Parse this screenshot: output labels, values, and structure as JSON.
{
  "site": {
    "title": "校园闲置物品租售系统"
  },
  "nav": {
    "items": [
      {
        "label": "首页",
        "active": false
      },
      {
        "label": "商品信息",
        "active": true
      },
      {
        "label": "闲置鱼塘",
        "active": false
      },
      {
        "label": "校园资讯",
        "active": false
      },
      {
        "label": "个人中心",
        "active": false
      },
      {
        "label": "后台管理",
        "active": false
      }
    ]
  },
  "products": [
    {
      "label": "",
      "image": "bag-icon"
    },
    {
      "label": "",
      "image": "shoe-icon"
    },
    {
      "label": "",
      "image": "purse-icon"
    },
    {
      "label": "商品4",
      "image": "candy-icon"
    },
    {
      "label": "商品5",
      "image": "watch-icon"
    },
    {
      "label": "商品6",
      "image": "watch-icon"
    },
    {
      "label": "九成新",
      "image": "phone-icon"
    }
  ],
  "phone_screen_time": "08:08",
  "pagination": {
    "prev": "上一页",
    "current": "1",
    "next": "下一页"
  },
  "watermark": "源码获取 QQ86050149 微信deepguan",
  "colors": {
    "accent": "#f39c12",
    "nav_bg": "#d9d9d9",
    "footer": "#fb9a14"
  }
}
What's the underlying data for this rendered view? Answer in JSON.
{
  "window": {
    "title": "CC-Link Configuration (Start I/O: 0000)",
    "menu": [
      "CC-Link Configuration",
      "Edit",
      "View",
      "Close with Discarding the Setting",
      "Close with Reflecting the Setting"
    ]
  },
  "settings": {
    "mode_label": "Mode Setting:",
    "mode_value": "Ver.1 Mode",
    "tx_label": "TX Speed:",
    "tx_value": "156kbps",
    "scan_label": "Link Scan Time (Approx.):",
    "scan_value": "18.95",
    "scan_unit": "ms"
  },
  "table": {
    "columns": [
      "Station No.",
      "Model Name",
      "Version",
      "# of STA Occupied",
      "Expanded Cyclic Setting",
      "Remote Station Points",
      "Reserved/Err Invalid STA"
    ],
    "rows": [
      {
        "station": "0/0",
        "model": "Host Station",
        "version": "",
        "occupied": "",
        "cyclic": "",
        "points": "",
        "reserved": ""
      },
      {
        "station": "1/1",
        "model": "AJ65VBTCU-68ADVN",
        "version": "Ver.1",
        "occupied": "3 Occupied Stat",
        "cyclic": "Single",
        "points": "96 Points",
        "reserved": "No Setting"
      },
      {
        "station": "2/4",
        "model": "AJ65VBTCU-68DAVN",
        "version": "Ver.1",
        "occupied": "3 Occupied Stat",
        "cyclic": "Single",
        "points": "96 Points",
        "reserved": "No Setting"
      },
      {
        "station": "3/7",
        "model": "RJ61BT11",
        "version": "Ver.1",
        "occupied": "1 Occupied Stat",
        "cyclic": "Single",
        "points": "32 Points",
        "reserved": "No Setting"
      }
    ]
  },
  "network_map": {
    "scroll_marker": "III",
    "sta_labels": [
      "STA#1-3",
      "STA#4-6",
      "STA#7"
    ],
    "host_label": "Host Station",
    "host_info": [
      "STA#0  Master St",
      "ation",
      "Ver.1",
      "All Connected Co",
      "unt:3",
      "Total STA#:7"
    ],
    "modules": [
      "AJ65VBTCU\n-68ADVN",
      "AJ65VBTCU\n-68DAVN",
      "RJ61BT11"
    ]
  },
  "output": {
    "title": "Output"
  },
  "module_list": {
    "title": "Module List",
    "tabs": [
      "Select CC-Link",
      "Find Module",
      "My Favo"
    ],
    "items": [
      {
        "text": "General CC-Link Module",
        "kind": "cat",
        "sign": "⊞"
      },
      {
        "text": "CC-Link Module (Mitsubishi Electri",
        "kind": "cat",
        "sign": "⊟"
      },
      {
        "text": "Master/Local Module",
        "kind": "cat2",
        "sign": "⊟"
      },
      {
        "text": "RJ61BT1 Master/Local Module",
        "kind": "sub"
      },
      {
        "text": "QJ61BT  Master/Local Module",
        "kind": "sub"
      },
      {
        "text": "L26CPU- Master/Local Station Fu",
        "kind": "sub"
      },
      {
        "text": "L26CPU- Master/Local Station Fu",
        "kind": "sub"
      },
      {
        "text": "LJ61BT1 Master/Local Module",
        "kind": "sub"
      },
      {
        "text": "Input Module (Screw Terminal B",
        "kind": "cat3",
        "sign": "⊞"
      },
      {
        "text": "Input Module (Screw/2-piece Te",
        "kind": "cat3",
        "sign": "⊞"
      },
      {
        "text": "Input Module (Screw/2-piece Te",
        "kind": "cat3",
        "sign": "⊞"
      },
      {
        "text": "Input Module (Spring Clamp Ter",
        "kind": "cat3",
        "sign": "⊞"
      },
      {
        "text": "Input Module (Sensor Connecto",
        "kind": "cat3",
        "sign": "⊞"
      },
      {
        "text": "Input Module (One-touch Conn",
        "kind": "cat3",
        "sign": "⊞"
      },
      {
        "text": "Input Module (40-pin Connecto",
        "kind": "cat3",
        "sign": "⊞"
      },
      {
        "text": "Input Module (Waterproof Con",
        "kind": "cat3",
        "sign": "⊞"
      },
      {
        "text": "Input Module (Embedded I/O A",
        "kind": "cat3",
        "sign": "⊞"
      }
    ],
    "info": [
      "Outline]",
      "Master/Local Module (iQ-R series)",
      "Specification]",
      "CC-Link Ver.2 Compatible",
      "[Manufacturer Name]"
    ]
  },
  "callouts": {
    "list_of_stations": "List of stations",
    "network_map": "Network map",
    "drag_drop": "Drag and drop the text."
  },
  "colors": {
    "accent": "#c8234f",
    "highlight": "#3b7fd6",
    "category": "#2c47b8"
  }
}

#### Exercise aim:
Give the records above again, word for word.

#### The solution:
Parse this screenshot: output labels, values, and structure as JSON.
{
  "site": {
    "title": "校园闲置物品租售系统"
  },
  "nav": {
    "items": [
      {
        "label": "首页",
        "active": false
      },
      {
        "label": "商品信息",
        "active": true
      },
      {
        "label": "闲置鱼塘",
        "active": false
      },
      {
        "label": "校园资讯",
        "active": false
      },
      {
        "label": "个人中心",
        "active": false
      },
      {
        "label": "后台管理",
        "active": false
      }
    ]
  },
  "products": [
    {
      "label": "",
      "image": "bag-icon"
    },
    {
      "label": "",
      "image": "shoe-icon"
    },
    {
      "label": "",
      "image": "purse-icon"
    },
    {
      "label": "商品4",
      "image": "candy-icon"
    },
    {
      "label": "商品5",
      "image": "watch-icon"
    },
    {
      "label": "商品6",
      "image": "watch-icon"
    },
    {
      "label": "九成新",
      "image": "phone-icon"
    }
  ],
  "phone_screen_time": "08:08",
  "pagination": {
    "prev": "上一页",
    "current": "1",
    "next": "下一页"
  },
  "watermark": "源码获取 QQ86050149 微信deepguan",
  "colors": {
    "accent": "#f39c12",
    "nav_bg": "#d9d9d9",
    "footer": "#fb9a14"
  }
}
What's the underlying data for this rendered view? Answer in JSON.
{
  "window": {
    "title": "CC-Link Configuration (Start I/O: 0000)",
    "menu": [
      "CC-Link Configuration",
      "Edit",
      "View",
      "Close with Discarding the Setting",
      "Close with Reflecting the Setting"
    ]
  },
  "settings": {
    "mode_label": "Mode Setting:",
    "mode_value": "Ver.1 Mode",
    "tx_label": "TX Speed:",
    "tx_value": "156kbps",
    "scan_label": "Link Scan Time (Approx.):",
    "scan_value": "18.95",
    "scan_unit": "ms"
  },
  "table": {
    "columns": [
      "Station No.",
      "Model Name",
      "Version",
      "# of STA Occupied",
      "Expanded Cyclic Setting",
      "Remote Station Points",
      "Reserved/Err Invalid STA"
    ],
    "rows": [
      {
        "station": "0/0",
        "model": "Host Station",
        "version": "",
        "occupied": "",
        "cyclic": "",
        "points": "",
        "reserved": ""
      },
      {
        "station": "1/1",
        "model": "AJ65VBTCU-68ADVN",
        "version": "Ver.1",
        "occupied": "3 Occupied Stat",
        "cyclic": "Single",
        "points": "96 Points",
        "reserved": "No Setting"
      },
      {
        "station": "2/4",
        "model": "AJ65VBTCU-68DAVN",
        "version": "Ver.1",
        "occupied": "3 Occupied Stat",
        "cyclic": "Single",
        "points": "96 Points",
        "reserved": "No Setting"
      },
      {
        "station": "3/7",
        "model": "RJ61BT11",
        "version": "Ver.1",
        "occupied": "1 Occupied Stat",
        "cyclic": "Single",
        "points": "32 Points",
        "reserved": "No Setting"
      }
    ]
  },
  "network_map": {
    "scroll_marker": "III",
    "sta_labels": [
      "STA#1-3",
      "STA#4-6",
      "STA#7"
    ],
    "host_label": "Host Station",
    "host_info": [
      "STA#0  Master St",
      "ation",
      "Ver.1",
      "All Connected Co",
      "unt:3",
      "Total STA#:7"
    ],
    "modules": [
      "AJ65VBTCU\n-68ADVN",
      "AJ65VBTCU\n-68DAVN",
      "RJ61BT11"
    ]
  },
  "output": {
    "title": "Output"
  },
  "module_list": {
    "title": "Module List",
    "tabs": [
      "Select CC-Link",
      "Find Module",
      "My Favo"
    ],
    "items": [
      {
        "text": "General CC-Link Module",
        "kind": "cat",
        "sign": "⊞"
      },
      {
        "text": "CC-Link Module (Mitsubishi Electri",
        "kind": "cat",
        "sign": "⊟"
      },
      {
        "text": "Master/Local Module",
        "kind": "cat2",
        "sign": "⊟"
      },
      {
        "text": "RJ61BT1 Master/Local Module",
        "kind": "sub"
      },
      {
        "text": "QJ61BT  Master/Local Module",
        "kind": "sub"
      },
      {
        "text": "L26CPU- Master/Local Station Fu",
        "kind": "sub"
      },
      {
        "text": "L26CPU- Master/Local Station Fu",
        "kind": "sub"
      },
      {
        "text": "LJ61BT1 Master/Local Module",
        "kind": "sub"
      },
      {
        "text": "Input Module (Screw Terminal B",
        "kind": "cat3",
        "sign": "⊞"
      },
      {
        "text": "Input Module (Screw/2-piece Te",
        "kind": "cat3",
        "sign": "⊞"
      },
      {
        "text": "Input Module (Screw/2-piece Te",
        "kind": "cat3",
        "sign": "⊞"
      },
      {
        "text": "Input Module (Spring Clamp Ter",
        "kind": "cat3",
        "sign": "⊞"
      },
      {
        "text": "Input Module (Sensor Connecto",
        "kind": "cat3",
        "sign": "⊞"
      },
      {
        "text": "Input Module (One-touch Conn",
        "kind": "cat3",
        "sign": "⊞"
      },
      {
        "text": "Input Module (40-pin Connecto",
        "kind": "cat3",
        "sign": "⊞"
      },
      {
        "text": "Input Module (Waterproof Con",
        "kind": "cat3",
        "sign": "⊞"
      },
      {
        "text": "Input Module (Embedded I/O A",
        "kind": "cat3",
        "sign": "⊞"
      }
    ],
    "info": [
      "Outline]",
      "Master/Local Module (iQ-R series)",
      "Specification]",
      "CC-Link Ver.2 Compatible",
      "[Manufacturer Name]"
    ]
  },
  "callouts": {
    "list_of_stations": "List of stations",
    "network_map": "Network map",
    "drag_drop": "Drag and drop the text."
  },
  "colors": {
    "accent": "#c8234f",
    "highlight": "#3b7fd6",
    "category": "#2c47b8"
  }
}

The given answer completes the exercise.